> SHORT PROBLEM 1:
According to the instance events schema, what does one row of the table stand for, and which kinds of compute does the table include records for?

> EXTRACT TO READ:
- - - - - - -

Instance events table schema

Important

This system table is in Public Preview.

The instance events table captures state transitions of classic compute instances. Each row represents a state change for a single instance. This table includes records for all-purpose compute, jobs compute, and Lakeflow Spark Declarative Pipelines compute from all workspaces in your account deployed within the same cloud region.

Table path: This system table is located at system.compute.instance_events.

- - - - - - -

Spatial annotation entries
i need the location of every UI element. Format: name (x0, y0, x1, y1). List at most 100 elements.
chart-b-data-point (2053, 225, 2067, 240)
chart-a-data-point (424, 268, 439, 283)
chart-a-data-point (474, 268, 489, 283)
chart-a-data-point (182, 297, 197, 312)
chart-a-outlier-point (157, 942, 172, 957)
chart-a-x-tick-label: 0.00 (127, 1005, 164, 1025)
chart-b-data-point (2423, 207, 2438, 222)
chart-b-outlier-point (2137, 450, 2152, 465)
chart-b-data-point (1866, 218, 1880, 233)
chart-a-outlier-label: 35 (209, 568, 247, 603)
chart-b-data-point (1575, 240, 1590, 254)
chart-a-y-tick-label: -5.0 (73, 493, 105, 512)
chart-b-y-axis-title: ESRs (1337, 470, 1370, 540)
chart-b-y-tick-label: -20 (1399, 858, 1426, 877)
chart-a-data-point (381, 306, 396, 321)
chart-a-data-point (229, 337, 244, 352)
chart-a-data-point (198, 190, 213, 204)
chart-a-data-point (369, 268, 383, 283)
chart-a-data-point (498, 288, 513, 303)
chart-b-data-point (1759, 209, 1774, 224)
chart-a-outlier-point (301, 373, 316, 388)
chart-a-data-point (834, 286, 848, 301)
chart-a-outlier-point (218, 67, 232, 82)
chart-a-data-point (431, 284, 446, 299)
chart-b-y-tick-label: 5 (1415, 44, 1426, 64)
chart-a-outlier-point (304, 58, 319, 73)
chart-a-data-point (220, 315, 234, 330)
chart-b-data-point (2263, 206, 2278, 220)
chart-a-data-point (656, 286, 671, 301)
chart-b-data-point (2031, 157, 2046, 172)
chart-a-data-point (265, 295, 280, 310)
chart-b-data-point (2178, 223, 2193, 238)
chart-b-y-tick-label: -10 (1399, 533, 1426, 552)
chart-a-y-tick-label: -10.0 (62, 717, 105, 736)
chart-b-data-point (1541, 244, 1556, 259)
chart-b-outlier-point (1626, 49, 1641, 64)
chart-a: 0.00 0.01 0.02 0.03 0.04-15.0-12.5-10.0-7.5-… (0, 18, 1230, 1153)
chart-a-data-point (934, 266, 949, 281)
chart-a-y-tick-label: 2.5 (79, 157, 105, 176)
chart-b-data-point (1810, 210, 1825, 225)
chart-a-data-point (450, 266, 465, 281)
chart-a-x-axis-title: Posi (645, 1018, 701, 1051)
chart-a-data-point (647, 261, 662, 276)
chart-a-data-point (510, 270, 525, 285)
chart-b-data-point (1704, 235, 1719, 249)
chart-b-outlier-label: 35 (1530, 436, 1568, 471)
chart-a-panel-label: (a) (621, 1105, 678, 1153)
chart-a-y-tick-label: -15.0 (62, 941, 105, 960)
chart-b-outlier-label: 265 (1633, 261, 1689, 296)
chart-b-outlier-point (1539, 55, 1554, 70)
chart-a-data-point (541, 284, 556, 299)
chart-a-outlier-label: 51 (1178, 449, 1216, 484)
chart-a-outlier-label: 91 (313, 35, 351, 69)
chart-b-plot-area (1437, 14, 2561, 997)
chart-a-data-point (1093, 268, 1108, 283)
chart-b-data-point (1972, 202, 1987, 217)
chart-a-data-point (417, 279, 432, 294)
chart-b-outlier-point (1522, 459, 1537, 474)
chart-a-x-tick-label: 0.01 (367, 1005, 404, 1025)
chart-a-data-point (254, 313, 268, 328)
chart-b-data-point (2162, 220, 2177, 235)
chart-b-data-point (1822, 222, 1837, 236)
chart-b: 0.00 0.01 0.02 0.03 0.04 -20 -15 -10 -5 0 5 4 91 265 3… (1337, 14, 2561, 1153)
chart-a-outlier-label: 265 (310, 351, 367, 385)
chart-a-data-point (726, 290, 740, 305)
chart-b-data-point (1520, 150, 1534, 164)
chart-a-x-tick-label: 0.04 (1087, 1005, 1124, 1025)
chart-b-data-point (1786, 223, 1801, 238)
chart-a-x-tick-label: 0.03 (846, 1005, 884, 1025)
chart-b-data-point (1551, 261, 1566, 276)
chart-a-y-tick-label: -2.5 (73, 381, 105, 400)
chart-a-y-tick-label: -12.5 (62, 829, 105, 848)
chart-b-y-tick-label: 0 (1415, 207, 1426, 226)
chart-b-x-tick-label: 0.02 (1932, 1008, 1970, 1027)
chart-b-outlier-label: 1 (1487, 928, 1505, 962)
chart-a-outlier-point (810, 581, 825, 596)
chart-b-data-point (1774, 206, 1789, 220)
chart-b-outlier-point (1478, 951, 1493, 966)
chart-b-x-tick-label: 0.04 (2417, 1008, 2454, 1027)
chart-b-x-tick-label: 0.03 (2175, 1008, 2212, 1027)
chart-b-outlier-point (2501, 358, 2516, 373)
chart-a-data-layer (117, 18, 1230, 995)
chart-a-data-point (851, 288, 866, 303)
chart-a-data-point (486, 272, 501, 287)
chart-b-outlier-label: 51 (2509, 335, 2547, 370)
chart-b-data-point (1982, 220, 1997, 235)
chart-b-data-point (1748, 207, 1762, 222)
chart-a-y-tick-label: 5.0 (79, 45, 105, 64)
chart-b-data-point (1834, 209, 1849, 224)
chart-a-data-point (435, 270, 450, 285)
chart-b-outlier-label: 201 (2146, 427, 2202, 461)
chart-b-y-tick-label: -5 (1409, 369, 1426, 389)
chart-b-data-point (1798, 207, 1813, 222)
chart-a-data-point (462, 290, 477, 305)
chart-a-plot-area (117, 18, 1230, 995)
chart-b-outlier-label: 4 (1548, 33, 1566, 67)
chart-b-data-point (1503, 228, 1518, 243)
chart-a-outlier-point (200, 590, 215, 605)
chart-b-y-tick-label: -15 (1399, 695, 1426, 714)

- - - - - - -

> SHORT PROBLEM 2:
Can you substitute "position" for "location" in the entries, running from their start through the line that holds "chart-a-data-point (229, 337, 244, 352)", inclusive, and give those lines back with everything else unchanged?

> FULL RESPONSE 1:
Each row stands for a state change of a single classic compute instance. The table includes records for all-purpose compute, jobs compute, and Lakeflow Spark Declarative Pipelines compute from all workspaces in the account deployed within the same cloud region.

> FULL RESPONSE 2:
i need the position of every UI element. Format: name (x0, y0, x1, y1). List at most 100 elements.
chart-b-data-point (2053, 225, 2067, 240)
chart-a-data-point (424, 268, 439, 283)
chart-a-data-point (474, 268, 489, 283)
chart-a-data-point (182, 297, 197, 312)
chart-a-outlier-point (157, 942, 172, 957)
chart-a-x-tick-label: 0.00 (127, 1005, 164, 1025)
chart-b-data-point (2423, 207, 2438, 222)
chart-b-outlier-point (2137, 450, 2152, 465)
chart-b-data-point (1866, 218, 1880, 233)
chart-a-outlier-label: 35 (209, 568, 247, 603)
chart-b-data-point (1575, 240, 1590, 254)
chart-a-y-tick-label: -5.0 (73, 493, 105, 512)
chart-b-y-axis-title: ESRs (1337, 470, 1370, 540)
chart-b-y-tick-label: -20 (1399, 858, 1426, 877)
chart-a-data-point (381, 306, 396, 321)
chart-a-data-point (229, 337, 244, 352)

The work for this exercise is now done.